» WHAT YOU ARE ASKED TO DO
Look over the lines below. Report each one that includes the string "Please".

» SOURCE MATERIAL
————————
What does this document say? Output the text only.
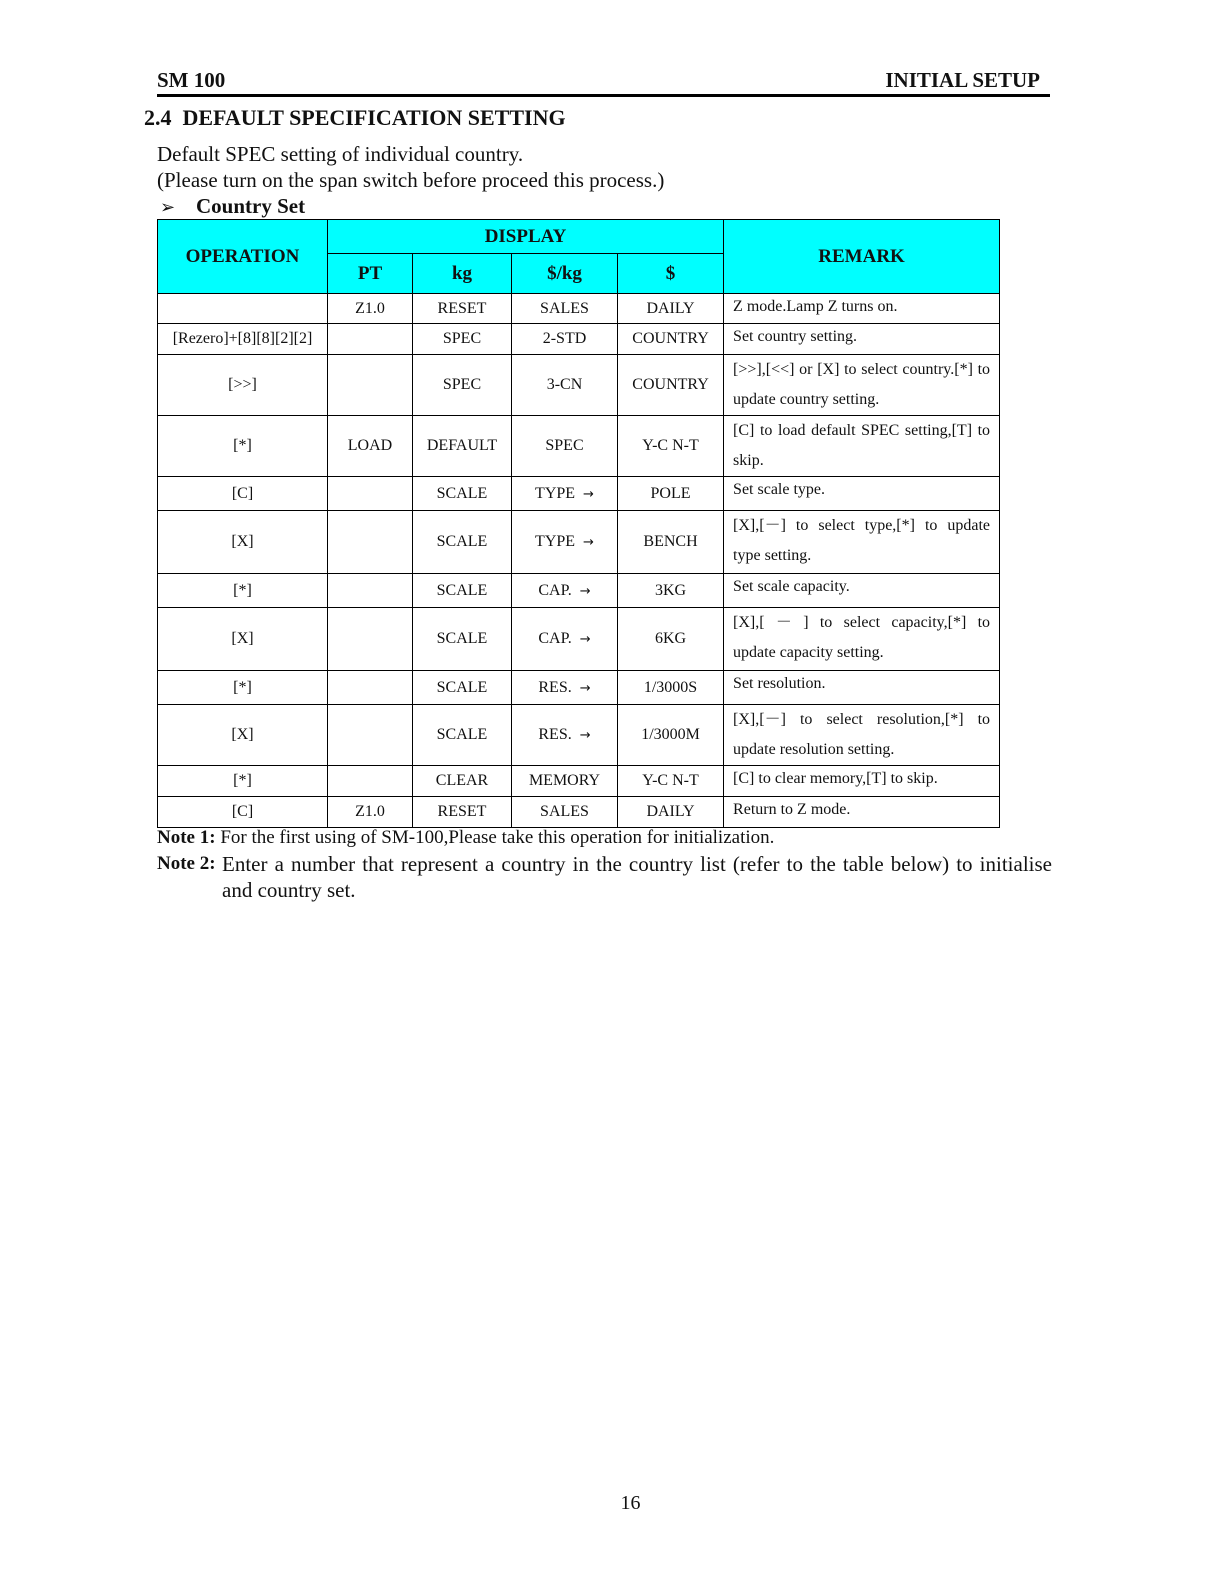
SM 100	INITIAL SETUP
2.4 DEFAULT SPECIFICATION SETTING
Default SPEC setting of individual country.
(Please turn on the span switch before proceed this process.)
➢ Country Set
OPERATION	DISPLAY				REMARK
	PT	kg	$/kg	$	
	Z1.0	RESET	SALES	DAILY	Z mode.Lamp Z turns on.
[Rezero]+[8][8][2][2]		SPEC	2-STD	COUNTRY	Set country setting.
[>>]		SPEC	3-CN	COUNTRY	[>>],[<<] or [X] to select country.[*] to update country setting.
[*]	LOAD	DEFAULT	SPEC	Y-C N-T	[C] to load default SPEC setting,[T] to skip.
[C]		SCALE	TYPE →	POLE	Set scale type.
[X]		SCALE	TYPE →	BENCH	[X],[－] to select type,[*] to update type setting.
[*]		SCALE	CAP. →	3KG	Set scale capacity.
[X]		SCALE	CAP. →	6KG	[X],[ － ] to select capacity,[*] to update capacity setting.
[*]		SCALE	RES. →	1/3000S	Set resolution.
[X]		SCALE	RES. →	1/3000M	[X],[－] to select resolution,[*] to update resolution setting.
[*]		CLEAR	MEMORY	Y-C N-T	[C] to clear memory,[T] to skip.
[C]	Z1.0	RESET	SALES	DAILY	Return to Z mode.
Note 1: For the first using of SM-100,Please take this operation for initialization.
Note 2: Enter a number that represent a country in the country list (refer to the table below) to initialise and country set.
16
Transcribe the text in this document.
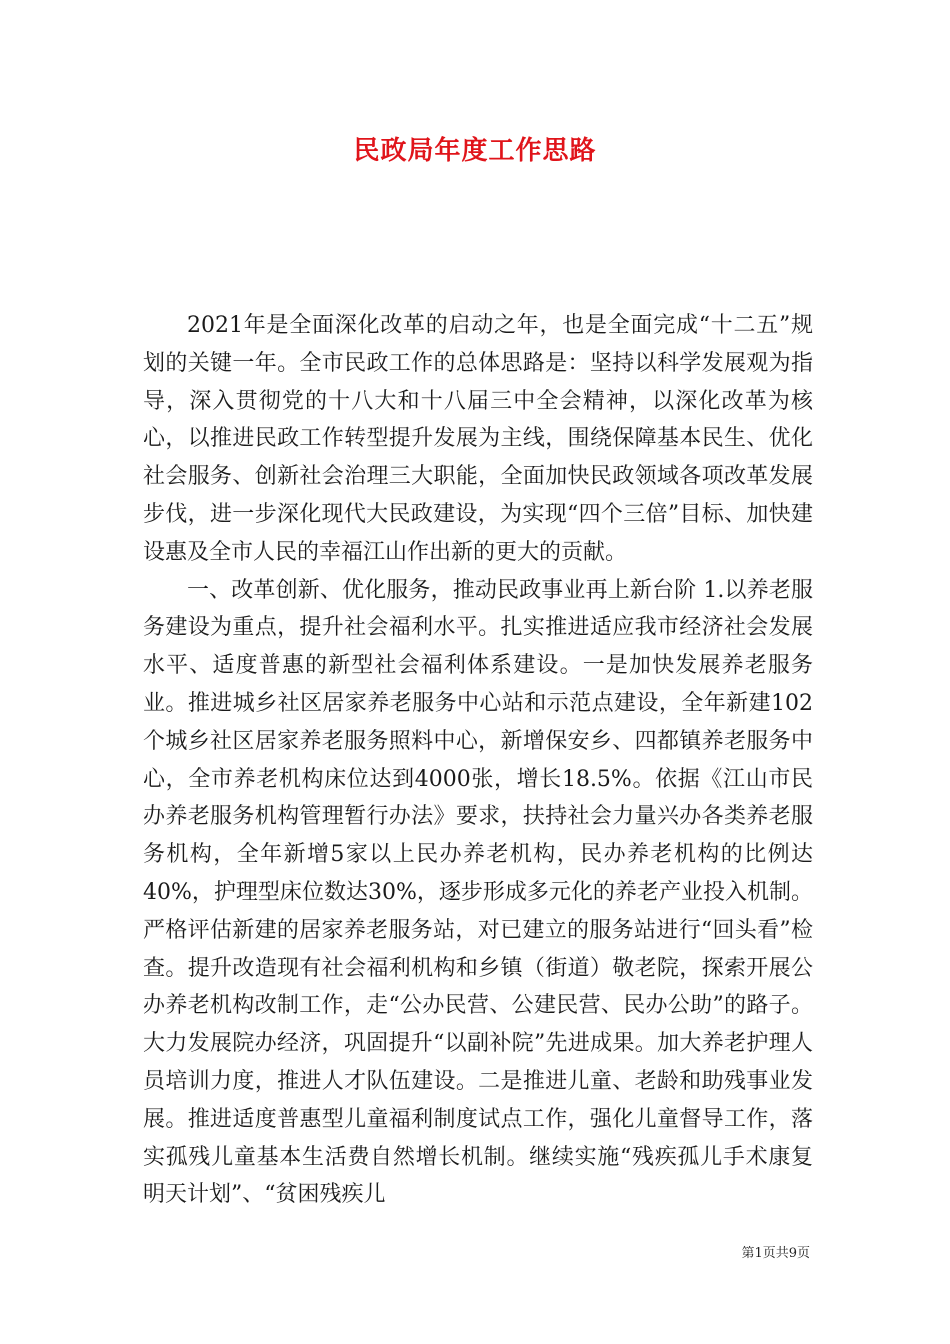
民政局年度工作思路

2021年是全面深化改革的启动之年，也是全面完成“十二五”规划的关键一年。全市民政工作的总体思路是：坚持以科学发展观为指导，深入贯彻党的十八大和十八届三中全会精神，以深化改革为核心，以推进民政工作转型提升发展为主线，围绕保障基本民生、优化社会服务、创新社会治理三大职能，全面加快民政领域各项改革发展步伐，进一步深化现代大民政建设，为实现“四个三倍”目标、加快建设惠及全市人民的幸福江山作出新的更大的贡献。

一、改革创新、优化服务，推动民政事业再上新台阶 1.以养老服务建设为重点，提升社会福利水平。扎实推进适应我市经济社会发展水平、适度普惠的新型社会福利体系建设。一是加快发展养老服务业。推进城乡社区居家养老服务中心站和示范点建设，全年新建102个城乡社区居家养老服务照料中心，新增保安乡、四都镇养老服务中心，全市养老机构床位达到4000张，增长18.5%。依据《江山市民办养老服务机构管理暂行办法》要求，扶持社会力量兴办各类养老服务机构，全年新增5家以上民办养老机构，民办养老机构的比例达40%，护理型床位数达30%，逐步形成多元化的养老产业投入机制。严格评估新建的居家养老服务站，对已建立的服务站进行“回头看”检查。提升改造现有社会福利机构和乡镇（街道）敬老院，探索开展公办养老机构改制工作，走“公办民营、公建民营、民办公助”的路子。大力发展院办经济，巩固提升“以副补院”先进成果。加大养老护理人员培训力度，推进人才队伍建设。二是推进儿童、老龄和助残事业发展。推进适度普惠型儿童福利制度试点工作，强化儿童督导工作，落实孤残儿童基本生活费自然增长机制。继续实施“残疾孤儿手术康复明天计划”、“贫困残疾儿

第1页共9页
————————
» FINISHED TASK
(Please turn on the span switch before proceed this process.)
Note 1: For the first using of SM-100,Please take this operation for initialization.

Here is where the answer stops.